STATED TASK: All entries are to be quoted exactly; the images stay out of the copy.

DATA SHOWN:
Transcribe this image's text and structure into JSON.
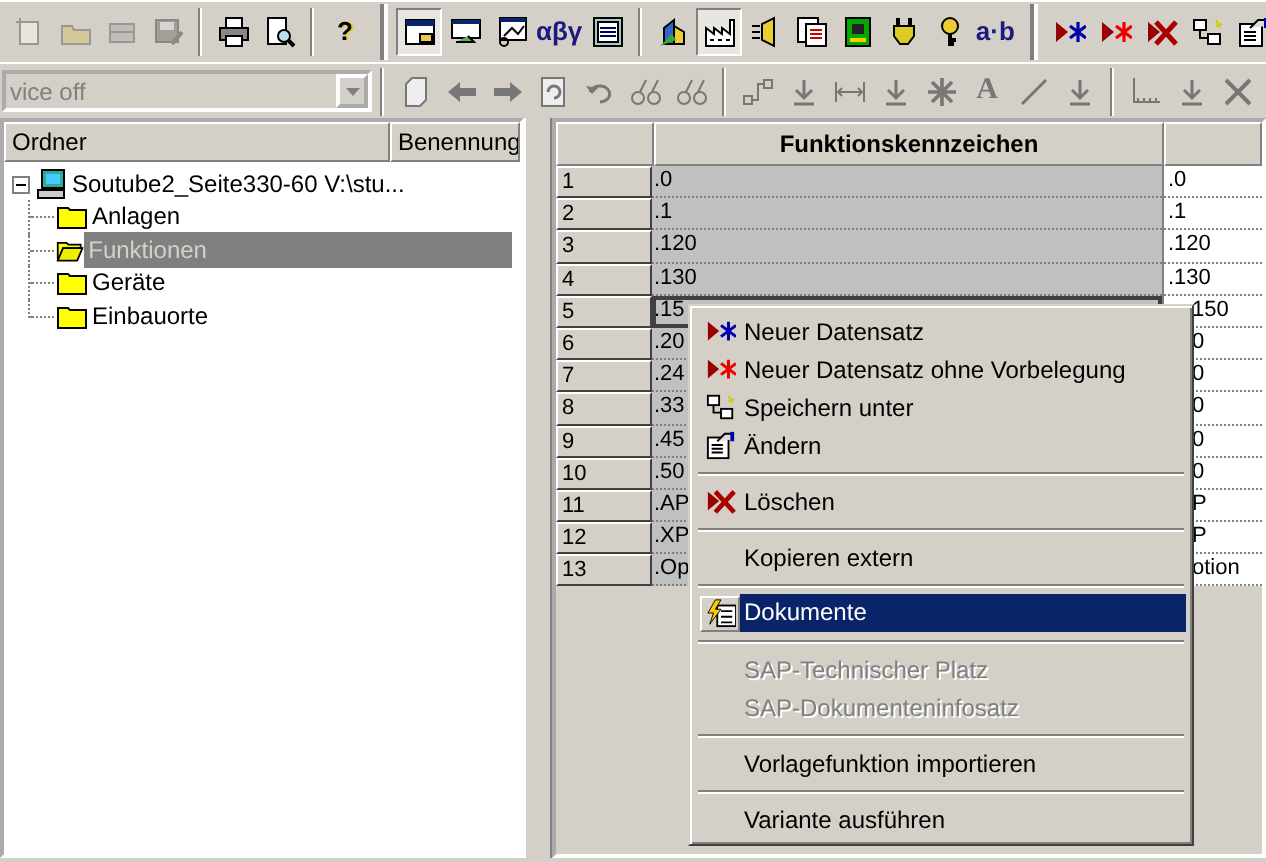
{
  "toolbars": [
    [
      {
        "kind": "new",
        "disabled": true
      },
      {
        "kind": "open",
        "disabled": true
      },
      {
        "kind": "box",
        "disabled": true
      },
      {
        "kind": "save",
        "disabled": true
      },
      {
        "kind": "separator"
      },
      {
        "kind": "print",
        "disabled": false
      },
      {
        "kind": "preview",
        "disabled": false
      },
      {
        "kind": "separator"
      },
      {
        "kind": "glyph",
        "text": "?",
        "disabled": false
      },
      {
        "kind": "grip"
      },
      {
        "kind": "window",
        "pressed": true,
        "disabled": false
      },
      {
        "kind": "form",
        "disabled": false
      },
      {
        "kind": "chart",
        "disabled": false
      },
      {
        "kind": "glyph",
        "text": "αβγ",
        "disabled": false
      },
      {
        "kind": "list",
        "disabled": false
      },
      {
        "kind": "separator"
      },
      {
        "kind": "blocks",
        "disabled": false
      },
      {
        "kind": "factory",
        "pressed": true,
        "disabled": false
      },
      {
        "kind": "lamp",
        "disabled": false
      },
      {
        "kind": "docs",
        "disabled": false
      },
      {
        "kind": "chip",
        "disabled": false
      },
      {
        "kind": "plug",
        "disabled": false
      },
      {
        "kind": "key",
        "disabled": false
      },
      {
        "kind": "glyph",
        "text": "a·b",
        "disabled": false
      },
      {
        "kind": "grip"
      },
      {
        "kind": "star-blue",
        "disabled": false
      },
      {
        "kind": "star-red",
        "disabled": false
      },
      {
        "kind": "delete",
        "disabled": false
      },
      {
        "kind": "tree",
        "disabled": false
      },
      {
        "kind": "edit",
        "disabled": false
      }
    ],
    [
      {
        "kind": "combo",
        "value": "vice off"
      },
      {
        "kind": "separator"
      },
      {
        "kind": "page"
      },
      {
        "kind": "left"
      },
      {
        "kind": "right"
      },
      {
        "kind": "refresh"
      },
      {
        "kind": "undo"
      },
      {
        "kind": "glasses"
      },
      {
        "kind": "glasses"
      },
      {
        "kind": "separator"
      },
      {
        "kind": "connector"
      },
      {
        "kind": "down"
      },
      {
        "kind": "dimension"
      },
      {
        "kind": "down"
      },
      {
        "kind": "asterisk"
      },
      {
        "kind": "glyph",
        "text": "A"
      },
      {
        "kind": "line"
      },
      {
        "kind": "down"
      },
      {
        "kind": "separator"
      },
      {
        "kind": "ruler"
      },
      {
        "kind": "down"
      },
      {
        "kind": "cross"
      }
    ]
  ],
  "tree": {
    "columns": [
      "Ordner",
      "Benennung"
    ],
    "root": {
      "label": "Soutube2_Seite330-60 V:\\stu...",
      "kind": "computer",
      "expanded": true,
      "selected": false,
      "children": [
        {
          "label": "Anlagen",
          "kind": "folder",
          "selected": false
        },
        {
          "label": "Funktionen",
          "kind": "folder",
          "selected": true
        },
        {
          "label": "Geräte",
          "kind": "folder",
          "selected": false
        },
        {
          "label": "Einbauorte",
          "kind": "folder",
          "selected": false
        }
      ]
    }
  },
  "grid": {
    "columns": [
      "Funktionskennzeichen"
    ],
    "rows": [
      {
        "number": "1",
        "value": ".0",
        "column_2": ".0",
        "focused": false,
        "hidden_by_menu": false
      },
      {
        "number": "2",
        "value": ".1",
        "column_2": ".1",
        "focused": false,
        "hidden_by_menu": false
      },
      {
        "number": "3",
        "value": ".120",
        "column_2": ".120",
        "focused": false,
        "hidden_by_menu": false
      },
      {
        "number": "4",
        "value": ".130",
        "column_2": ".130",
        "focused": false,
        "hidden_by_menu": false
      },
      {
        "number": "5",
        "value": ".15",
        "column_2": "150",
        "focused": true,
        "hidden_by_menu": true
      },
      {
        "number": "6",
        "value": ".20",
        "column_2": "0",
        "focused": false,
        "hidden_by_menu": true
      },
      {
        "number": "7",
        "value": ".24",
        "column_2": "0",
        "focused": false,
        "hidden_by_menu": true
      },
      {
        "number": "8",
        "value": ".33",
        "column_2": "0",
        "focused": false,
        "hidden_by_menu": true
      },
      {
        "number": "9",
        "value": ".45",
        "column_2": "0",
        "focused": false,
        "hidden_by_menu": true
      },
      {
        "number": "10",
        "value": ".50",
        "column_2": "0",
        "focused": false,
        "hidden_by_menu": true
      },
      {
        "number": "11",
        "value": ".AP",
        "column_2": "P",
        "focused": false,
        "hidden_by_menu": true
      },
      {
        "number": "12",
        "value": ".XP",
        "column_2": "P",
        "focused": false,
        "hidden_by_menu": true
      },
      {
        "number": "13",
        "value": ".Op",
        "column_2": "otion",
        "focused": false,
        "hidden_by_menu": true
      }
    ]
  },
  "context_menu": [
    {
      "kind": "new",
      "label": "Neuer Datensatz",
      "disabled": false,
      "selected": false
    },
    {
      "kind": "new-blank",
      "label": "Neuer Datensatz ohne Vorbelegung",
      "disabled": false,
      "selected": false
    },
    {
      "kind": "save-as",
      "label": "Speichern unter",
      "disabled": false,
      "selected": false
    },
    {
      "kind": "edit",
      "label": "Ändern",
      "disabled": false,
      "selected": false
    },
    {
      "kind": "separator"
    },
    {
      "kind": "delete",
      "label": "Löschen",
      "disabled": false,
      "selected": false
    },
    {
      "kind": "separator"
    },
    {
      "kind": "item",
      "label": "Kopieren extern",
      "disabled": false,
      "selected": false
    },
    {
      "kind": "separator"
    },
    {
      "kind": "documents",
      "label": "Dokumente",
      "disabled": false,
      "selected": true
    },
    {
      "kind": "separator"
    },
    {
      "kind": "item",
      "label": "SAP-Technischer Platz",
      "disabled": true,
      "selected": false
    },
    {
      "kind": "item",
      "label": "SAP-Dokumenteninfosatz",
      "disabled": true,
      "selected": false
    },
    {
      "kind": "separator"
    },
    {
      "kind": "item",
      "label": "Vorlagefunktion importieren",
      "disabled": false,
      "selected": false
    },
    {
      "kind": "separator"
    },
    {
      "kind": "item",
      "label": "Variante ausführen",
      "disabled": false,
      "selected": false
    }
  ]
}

RESPONSE BELOW:
Transcribe this image's text and structure into JSON.
{
  "toolbars": [
    [
      {
        "kind": "new",
        "disabled": true
      },
      {
        "kind": "open",
        "disabled": true
      },
      {
        "kind": "box",
        "disabled": true
      },
      {
        "kind": "save",
        "disabled": true
      },
      {
        "kind": "separator"
      },
      {
        "kind": "print",
        "disabled": false
      },
      {
        "kind": "preview",
        "disabled": false
      },
      {
        "kind": "separator"
      },
      {
        "kind": "glyph",
        "text": "?",
        "disabled": false
      },
      {
        "kind": "grip"
      },
      {
        "kind": "window",
        "pressed": true,
        "disabled": false
      },
      {
        "kind": "form",
        "disabled": false
      },
      {
        "kind": "chart",
        "disabled": false
      },
      {
        "kind": "glyph",
        "text": "αβγ",
        "disabled": false
      },
      {
        "kind": "list",
        "disabled": false
      },
      {
        "kind": "separator"
      },
      {
        "kind": "blocks",
        "disabled": false
      },
      {
        "kind": "factory",
        "pressed": true,
        "disabled": false
      },
      {
        "kind": "lamp",
        "disabled": false
      },
      {
        "kind": "docs",
        "disabled": false
      },
      {
        "kind": "chip",
        "disabled": false
      },
      {
        "kind": "plug",
        "disabled": false
      },
      {
        "kind": "key",
        "disabled": false
      },
      {
        "kind": "glyph",
        "text": "a·b",
        "disabled": false
      },
      {
        "kind": "grip"
      },
      {
        "kind": "star-blue",
        "disabled": false
      },
      {
        "kind": "star-red",
        "disabled": false
      },
      {
        "kind": "delete",
        "disabled": false
      },
      {
        "kind": "tree",
        "disabled": false
      },
      {
        "kind": "edit",
        "disabled": false
      }
    ],
    [
      {
        "kind": "combo",
        "value": "vice off"
      },
      {
        "kind": "separator"
      },
      {
        "kind": "page"
      },
      {
        "kind": "left"
      },
      {
        "kind": "right"
      },
      {
        "kind": "refresh"
      },
      {
        "kind": "undo"
      },
      {
        "kind": "glasses"
      },
      {
        "kind": "glasses"
      },
      {
        "kind": "separator"
      },
      {
        "kind": "connector"
      },
      {
        "kind": "down"
      },
      {
        "kind": "dimension"
      },
      {
        "kind": "down"
      },
      {
        "kind": "asterisk"
      },
      {
        "kind": "glyph",
        "text": "A"
      },
      {
        "kind": "line"
      },
      {
        "kind": "down"
      },
      {
        "kind": "separator"
      },
      {
        "kind": "ruler"
      },
      {
        "kind": "down"
      },
      {
        "kind": "cross"
      }
    ]
  ],
  "tree": {
    "columns": [
      "Ordner",
      "Benennung"
    ],
    "root": {
      "label": "Soutube2_Seite330-60 V:\\stu...",
      "kind": "computer",
      "expanded": true,
      "selected": false,
      "children": [
        {
          "label": "Anlagen",
          "kind": "folder",
          "selected": false
        },
        {
          "label": "Funktionen",
          "kind": "folder",
          "selected": true
        },
        {
          "label": "Geräte",
          "kind": "folder",
          "selected": false
        },
        {
          "label": "Einbauorte",
          "kind": "folder",
          "selected": false
        }
      ]
    }
  },
  "grid": {
    "columns": [
      "Funktionskennzeichen"
    ],
    "rows": [
      {
        "number": "1",
        "value": ".0",
        "column_2": ".0",
        "focused": false,
        "hidden_by_menu": false
      },
      {
        "number": "2",
        "value": ".1",
        "column_2": ".1",
        "focused": false,
        "hidden_by_menu": false
      },
      {
        "number": "3",
        "value": ".120",
        "column_2": ".120",
        "focused": false,
        "hidden_by_menu": false
      },
      {
        "number": "4",
        "value": ".130",
        "column_2": ".130",
        "focused": false,
        "hidden_by_menu": false
      },
      {
        "number": "5",
        "value": ".15",
        "column_2": "150",
        "focused": true,
        "hidden_by_menu": true
      },
      {
        "number": "6",
        "value": ".20",
        "column_2": "0",
        "focused": false,
        "hidden_by_menu": true
      },
      {
        "number": "7",
        "value": ".24",
        "column_2": "0",
        "focused": false,
        "hidden_by_menu": true
      },
      {
        "number": "8",
        "value": ".33",
        "column_2": "0",
        "focused": false,
        "hidden_by_menu": true
      },
      {
        "number": "9",
        "value": ".45",
        "column_2": "0",
        "focused": false,
        "hidden_by_menu": true
      },
      {
        "number": "10",
        "value": ".50",
        "column_2": "0",
        "focused": false,
        "hidden_by_menu": true
      },
      {
        "number": "11",
        "value": ".AP",
        "column_2": "P",
        "focused": false,
        "hidden_by_menu": true
      },
      {
        "number": "12",
        "value": ".XP",
        "column_2": "P",
        "focused": false,
        "hidden_by_menu": true
      },
      {
        "number": "13",
        "value": ".Op",
        "column_2": "otion",
        "focused": false,
        "hidden_by_menu": true
      }
    ]
  },
  "context_menu": [
    {
      "kind": "new",
      "label": "Neuer Datensatz",
      "disabled": false,
      "selected": false
    },
    {
      "kind": "new-blank",
      "label": "Neuer Datensatz ohne Vorbelegung",
      "disabled": false,
      "selected": false
    },
    {
      "kind": "save-as",
      "label": "Speichern unter",
      "disabled": false,
      "selected": false
    },
    {
      "kind": "edit",
      "label": "Ändern",
      "disabled": false,
      "selected": false
    },
    {
      "kind": "separator"
    },
    {
      "kind": "delete",
      "label": "Löschen",
      "disabled": false,
      "selected": false
    },
    {
      "kind": "separator"
    },
    {
      "kind": "item",
      "label": "Kopieren extern",
      "disabled": false,
      "selected": false
    },
    {
      "kind": "separator"
    },
    {
      "kind": "documents",
      "label": "Dokumente",
      "disabled": false,
      "selected": true
    },
    {
      "kind": "separator"
    },
    {
      "kind": "item",
      "label": "SAP-Technischer Platz",
      "disabled": true,
      "selected": false
    },
    {
      "kind": "item",
      "label": "SAP-Dokumenteninfosatz",
      "disabled": true,
      "selected": false
    },
    {
      "kind": "separator"
    },
    {
      "kind": "item",
      "label": "Vorlagefunktion importieren",
      "disabled": false,
      "selected": false
    },
    {
      "kind": "separator"
    },
    {
      "kind": "item",
      "label": "Variante ausführen",
      "disabled": false,
      "selected": false
    }
  ]
}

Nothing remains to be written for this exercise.